- **PROBLEM TO WORK ON**
Among the lines of these entries, how many hold the word "What"? State only the number.

- **DATA FOR THIS TASK**
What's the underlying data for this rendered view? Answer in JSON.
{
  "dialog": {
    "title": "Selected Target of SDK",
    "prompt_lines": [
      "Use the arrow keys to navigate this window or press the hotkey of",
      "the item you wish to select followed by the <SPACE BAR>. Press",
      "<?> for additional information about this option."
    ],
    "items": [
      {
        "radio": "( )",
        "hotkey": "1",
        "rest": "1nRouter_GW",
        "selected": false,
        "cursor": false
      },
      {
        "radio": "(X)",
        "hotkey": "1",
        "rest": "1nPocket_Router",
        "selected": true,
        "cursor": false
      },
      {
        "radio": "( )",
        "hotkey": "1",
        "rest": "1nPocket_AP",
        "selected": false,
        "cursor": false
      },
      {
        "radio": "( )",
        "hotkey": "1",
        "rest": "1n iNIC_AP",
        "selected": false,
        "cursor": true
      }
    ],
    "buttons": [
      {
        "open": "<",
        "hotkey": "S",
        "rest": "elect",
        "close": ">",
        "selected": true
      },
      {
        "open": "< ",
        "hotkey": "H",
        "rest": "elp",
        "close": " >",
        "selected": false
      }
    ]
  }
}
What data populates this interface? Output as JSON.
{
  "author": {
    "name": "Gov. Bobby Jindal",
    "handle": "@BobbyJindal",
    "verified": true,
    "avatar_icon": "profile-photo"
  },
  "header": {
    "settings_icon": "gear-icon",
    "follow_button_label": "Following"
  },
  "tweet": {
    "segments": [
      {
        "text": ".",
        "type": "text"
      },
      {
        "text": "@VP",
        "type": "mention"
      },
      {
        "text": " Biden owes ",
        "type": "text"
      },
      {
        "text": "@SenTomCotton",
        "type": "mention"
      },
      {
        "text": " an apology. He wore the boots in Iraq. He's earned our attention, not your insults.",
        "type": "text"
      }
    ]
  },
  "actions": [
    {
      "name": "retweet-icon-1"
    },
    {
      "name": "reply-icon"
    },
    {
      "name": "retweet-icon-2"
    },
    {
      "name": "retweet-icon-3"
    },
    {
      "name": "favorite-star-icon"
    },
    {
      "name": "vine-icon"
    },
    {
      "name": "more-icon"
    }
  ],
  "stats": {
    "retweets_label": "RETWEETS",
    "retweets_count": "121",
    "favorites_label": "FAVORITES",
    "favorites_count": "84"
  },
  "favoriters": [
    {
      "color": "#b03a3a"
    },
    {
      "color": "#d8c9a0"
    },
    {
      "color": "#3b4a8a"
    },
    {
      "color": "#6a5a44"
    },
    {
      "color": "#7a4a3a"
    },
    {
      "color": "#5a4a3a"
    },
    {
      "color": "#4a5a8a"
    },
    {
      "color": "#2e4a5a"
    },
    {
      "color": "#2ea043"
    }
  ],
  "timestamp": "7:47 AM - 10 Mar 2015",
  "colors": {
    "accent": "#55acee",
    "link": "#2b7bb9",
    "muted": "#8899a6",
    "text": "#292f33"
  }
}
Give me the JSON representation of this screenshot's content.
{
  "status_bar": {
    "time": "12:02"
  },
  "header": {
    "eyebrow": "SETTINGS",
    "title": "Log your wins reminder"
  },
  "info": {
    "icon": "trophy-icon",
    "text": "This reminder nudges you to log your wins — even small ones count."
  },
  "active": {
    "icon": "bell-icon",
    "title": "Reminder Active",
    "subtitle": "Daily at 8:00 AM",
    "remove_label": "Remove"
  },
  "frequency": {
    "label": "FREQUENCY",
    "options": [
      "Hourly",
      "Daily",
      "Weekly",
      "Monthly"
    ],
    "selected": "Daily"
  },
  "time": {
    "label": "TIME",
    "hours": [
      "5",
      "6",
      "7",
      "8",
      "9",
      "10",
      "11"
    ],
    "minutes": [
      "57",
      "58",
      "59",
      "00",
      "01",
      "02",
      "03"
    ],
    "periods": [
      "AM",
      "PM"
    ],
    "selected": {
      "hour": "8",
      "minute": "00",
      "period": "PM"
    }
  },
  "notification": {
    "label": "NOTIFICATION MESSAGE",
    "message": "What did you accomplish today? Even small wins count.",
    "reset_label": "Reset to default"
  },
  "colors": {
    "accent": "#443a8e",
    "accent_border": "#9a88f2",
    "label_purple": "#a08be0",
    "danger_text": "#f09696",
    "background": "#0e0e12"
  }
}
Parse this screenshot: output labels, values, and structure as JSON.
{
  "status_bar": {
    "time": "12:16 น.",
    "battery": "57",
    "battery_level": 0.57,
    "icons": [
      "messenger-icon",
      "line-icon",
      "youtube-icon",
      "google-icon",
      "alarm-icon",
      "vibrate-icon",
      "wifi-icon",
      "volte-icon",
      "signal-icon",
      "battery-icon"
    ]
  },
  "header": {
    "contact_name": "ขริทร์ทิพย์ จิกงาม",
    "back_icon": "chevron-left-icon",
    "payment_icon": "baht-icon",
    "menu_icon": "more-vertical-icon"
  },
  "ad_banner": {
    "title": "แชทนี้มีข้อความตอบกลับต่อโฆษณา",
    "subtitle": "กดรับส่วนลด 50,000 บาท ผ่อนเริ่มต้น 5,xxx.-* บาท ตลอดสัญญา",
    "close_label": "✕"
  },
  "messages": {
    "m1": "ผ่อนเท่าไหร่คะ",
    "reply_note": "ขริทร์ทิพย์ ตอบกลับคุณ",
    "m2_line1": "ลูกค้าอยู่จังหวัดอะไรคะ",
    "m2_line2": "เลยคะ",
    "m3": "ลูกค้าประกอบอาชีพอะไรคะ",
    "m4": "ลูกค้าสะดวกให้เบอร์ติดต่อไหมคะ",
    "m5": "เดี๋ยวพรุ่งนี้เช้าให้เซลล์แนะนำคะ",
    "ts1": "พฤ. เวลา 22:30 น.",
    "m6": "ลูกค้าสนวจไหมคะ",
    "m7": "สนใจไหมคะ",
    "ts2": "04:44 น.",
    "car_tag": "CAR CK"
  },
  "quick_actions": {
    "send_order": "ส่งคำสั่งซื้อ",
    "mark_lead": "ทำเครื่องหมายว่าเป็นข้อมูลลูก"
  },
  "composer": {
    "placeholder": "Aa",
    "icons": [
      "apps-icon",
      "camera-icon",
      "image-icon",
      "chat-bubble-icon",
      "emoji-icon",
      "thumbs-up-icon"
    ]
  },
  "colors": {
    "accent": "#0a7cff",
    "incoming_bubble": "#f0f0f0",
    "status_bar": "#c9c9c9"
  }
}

- **SOLUTION FOR THIS TASK**
3